## Stated goal
Without altering anything, repeat each of the records.

## Information given
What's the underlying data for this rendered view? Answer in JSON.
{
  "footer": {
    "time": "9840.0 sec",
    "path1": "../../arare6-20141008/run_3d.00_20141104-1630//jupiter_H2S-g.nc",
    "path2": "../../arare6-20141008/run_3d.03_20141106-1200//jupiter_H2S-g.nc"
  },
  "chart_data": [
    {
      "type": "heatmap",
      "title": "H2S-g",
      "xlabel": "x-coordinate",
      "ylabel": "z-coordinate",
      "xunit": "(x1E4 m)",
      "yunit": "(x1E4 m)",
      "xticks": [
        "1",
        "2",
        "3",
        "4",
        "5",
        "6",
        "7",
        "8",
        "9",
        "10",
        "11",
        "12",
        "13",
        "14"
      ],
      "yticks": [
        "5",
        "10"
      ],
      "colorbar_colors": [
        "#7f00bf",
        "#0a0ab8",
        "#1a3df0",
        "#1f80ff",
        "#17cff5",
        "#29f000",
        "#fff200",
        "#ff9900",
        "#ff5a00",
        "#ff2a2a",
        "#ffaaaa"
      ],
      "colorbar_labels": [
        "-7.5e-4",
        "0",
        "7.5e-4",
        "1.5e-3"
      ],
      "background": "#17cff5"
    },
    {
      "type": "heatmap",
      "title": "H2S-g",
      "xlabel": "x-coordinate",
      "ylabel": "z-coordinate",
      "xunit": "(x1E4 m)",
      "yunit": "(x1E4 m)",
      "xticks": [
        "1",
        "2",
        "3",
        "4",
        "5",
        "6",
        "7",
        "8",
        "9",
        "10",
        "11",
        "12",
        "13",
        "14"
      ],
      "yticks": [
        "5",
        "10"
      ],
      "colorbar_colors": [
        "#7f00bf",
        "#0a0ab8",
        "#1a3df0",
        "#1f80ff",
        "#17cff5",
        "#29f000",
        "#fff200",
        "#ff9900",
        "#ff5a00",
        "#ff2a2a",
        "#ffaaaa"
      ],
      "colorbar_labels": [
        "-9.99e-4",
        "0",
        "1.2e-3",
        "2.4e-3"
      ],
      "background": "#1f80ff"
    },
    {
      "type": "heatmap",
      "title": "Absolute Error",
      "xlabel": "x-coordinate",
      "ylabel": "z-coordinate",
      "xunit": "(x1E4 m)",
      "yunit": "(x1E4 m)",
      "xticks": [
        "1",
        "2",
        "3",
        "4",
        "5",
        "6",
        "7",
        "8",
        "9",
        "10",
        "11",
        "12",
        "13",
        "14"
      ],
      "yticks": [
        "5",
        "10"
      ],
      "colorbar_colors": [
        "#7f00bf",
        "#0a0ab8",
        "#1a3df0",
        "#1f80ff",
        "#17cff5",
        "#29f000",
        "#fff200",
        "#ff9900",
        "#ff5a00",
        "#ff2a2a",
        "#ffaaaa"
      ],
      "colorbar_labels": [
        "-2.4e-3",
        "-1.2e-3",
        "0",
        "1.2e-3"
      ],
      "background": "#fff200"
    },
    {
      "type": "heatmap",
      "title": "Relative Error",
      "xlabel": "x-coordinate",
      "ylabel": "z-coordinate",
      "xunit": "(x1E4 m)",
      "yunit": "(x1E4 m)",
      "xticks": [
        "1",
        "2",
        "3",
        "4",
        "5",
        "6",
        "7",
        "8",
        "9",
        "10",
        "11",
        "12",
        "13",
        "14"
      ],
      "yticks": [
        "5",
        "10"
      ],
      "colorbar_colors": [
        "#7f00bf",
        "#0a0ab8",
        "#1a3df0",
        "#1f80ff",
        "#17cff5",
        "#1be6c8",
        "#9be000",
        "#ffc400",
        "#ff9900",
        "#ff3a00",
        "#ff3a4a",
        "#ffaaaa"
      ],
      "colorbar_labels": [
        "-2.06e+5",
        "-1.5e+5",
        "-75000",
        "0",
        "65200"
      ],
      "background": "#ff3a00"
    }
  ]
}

## Expected output
What's the underlying data for this rendered view? Answer in JSON.
{
  "footer": {
    "time": "9840.0 sec",
    "path1": "../../arare6-20141008/run_3d.00_20141104-1630//jupiter_H2S-g.nc",
    "path2": "../../arare6-20141008/run_3d.03_20141106-1200//jupiter_H2S-g.nc"
  },
  "chart_data": [
    {
      "type": "heatmap",
      "title": "H2S-g",
      "xlabel": "x-coordinate",
      "ylabel": "z-coordinate",
      "xunit": "(x1E4 m)",
      "yunit": "(x1E4 m)",
      "xticks": [
        "1",
        "2",
        "3",
        "4",
        "5",
        "6",
        "7",
        "8",
        "9",
        "10",
        "11",
        "12",
        "13",
        "14"
      ],
      "yticks": [
        "5",
        "10"
      ],
      "colorbar_colors": [
        "#7f00bf",
        "#0a0ab8",
        "#1a3df0",
        "#1f80ff",
        "#17cff5",
        "#29f000",
        "#fff200",
        "#ff9900",
        "#ff5a00",
        "#ff2a2a",
        "#ffaaaa"
      ],
      "colorbar_labels": [
        "-7.5e-4",
        "0",
        "7.5e-4",
        "1.5e-3"
      ],
      "background": "#17cff5"
    },
    {
      "type": "heatmap",
      "title": "H2S-g",
      "xlabel": "x-coordinate",
      "ylabel": "z-coordinate",
      "xunit": "(x1E4 m)",
      "yunit": "(x1E4 m)",
      "xticks": [
        "1",
        "2",
        "3",
        "4",
        "5",
        "6",
        "7",
        "8",
        "9",
        "10",
        "11",
        "12",
        "13",
        "14"
      ],
      "yticks": [
        "5",
        "10"
      ],
      "colorbar_colors": [
        "#7f00bf",
        "#0a0ab8",
        "#1a3df0",
        "#1f80ff",
        "#17cff5",
        "#29f000",
        "#fff200",
        "#ff9900",
        "#ff5a00",
        "#ff2a2a",
        "#ffaaaa"
      ],
      "colorbar_labels": [
        "-9.99e-4",
        "0",
        "1.2e-3",
        "2.4e-3"
      ],
      "background": "#1f80ff"
    },
    {
      "type": "heatmap",
      "title": "Absolute Error",
      "xlabel": "x-coordinate",
      "ylabel": "z-coordinate",
      "xunit": "(x1E4 m)",
      "yunit": "(x1E4 m)",
      "xticks": [
        "1",
        "2",
        "3",
        "4",
        "5",
        "6",
        "7",
        "8",
        "9",
        "10",
        "11",
        "12",
        "13",
        "14"
      ],
      "yticks": [
        "5",
        "10"
      ],
      "colorbar_colors": [
        "#7f00bf",
        "#0a0ab8",
        "#1a3df0",
        "#1f80ff",
        "#17cff5",
        "#29f000",
        "#fff200",
        "#ff9900",
        "#ff5a00",
        "#ff2a2a",
        "#ffaaaa"
      ],
      "colorbar_labels": [
        "-2.4e-3",
        "-1.2e-3",
        "0",
        "1.2e-3"
      ],
      "background": "#fff200"
    },
    {
      "type": "heatmap",
      "title": "Relative Error",
      "xlabel": "x-coordinate",
      "ylabel": "z-coordinate",
      "xunit": "(x1E4 m)",
      "yunit": "(x1E4 m)",
      "xticks": [
        "1",
        "2",
        "3",
        "4",
        "5",
        "6",
        "7",
        "8",
        "9",
        "10",
        "11",
        "12",
        "13",
        "14"
      ],
      "yticks": [
        "5",
        "10"
      ],
      "colorbar_colors": [
        "#7f00bf",
        "#0a0ab8",
        "#1a3df0",
        "#1f80ff",
        "#17cff5",
        "#1be6c8",
        "#9be000",
        "#ffc400",
        "#ff9900",
        "#ff3a00",
        "#ff3a4a",
        "#ffaaaa"
      ],
      "colorbar_labels": [
        "-2.06e+5",
        "-1.5e+5",
        "-75000",
        "0",
        "65200"
      ],
      "background": "#ff3a00"
    }
  ]
}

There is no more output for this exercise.